start DATASET

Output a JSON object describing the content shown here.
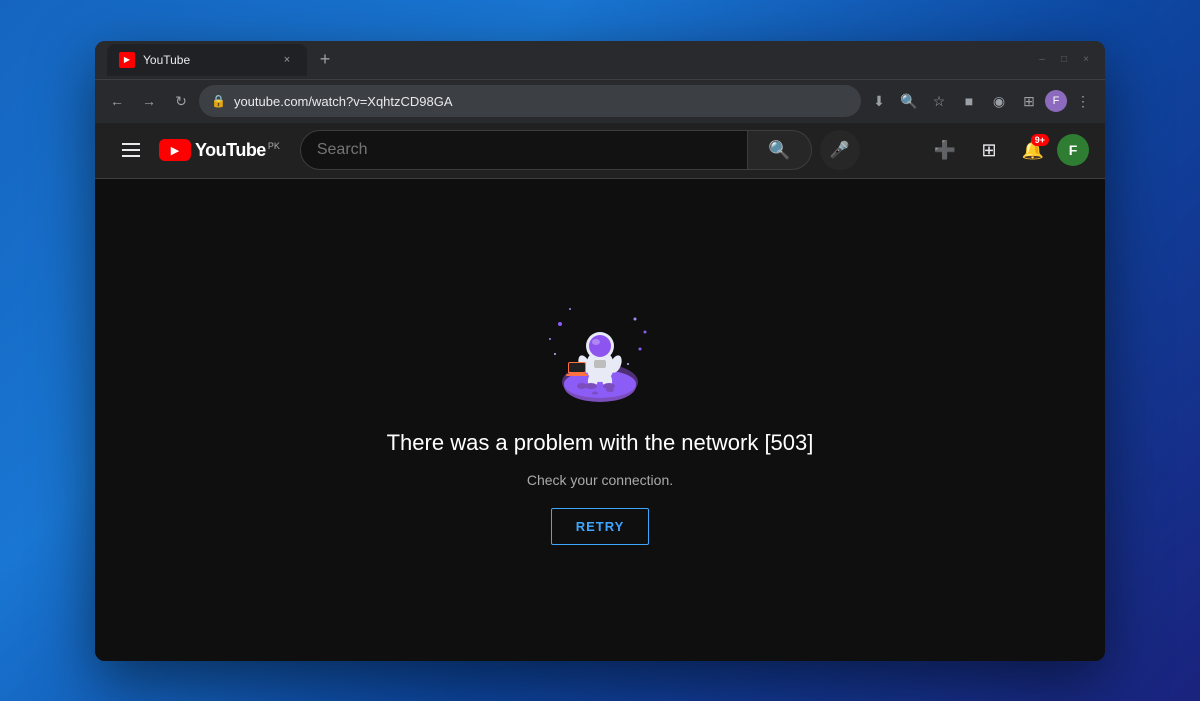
{
  "browser": {
    "tab": {
      "favicon_label": "YouTube favicon",
      "title": "YouTube",
      "close_label": "×"
    },
    "new_tab_label": "+",
    "window_controls": {
      "minimize": "–",
      "maximize": "□",
      "close": "×"
    },
    "nav": {
      "back_label": "←",
      "forward_label": "→",
      "reload_label": "↻"
    },
    "address": {
      "url": "youtube.com/watch?v=XqhtzCD98GA",
      "lock_icon": "🔒"
    },
    "actions": {
      "download_icon": "⬇",
      "zoom_icon": "🔍",
      "bookmark_icon": "☆",
      "extension1_icon": "■",
      "extension2_icon": "◉",
      "puzzle_icon": "⊞",
      "menu_icon": "⋮"
    },
    "profile_label": "F"
  },
  "youtube": {
    "logo_text": "YouTube",
    "logo_suffix": "PK",
    "search_placeholder": "Search",
    "header_actions": {
      "create_icon": "➕",
      "apps_icon": "⊞",
      "notifications_icon": "🔔",
      "notification_count": "9+",
      "avatar_label": "F"
    },
    "error": {
      "illustration_label": "astronaut on planet",
      "title": "There was a problem with the network [503]",
      "subtitle": "Check your connection.",
      "retry_label": "RETRY"
    }
  }
}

end DATASET

Omit the pictures. Output every record above word for word.

EXPECTED OUTPUT >>
Output a JSON object describing the content shown here.
{
  "browser": {
    "tab": {
      "favicon_label": "YouTube favicon",
      "title": "YouTube",
      "close_label": "×"
    },
    "new_tab_label": "+",
    "window_controls": {
      "minimize": "–",
      "maximize": "□",
      "close": "×"
    },
    "nav": {
      "back_label": "←",
      "forward_label": "→",
      "reload_label": "↻"
    },
    "address": {
      "url": "youtube.com/watch?v=XqhtzCD98GA",
      "lock_icon": "🔒"
    },
    "actions": {
      "download_icon": "⬇",
      "zoom_icon": "🔍",
      "bookmark_icon": "☆",
      "extension1_icon": "■",
      "extension2_icon": "◉",
      "puzzle_icon": "⊞",
      "menu_icon": "⋮"
    },
    "profile_label": "F"
  },
  "youtube": {
    "logo_text": "YouTube",
    "logo_suffix": "PK",
    "search_placeholder": "Search",
    "header_actions": {
      "create_icon": "➕",
      "apps_icon": "⊞",
      "notifications_icon": "🔔",
      "notification_count": "9+",
      "avatar_label": "F"
    },
    "error": {
      "illustration_label": "astronaut on planet",
      "title": "There was a problem with the network [503]",
      "subtitle": "Check your connection.",
      "retry_label": "RETRY"
    }
  }
}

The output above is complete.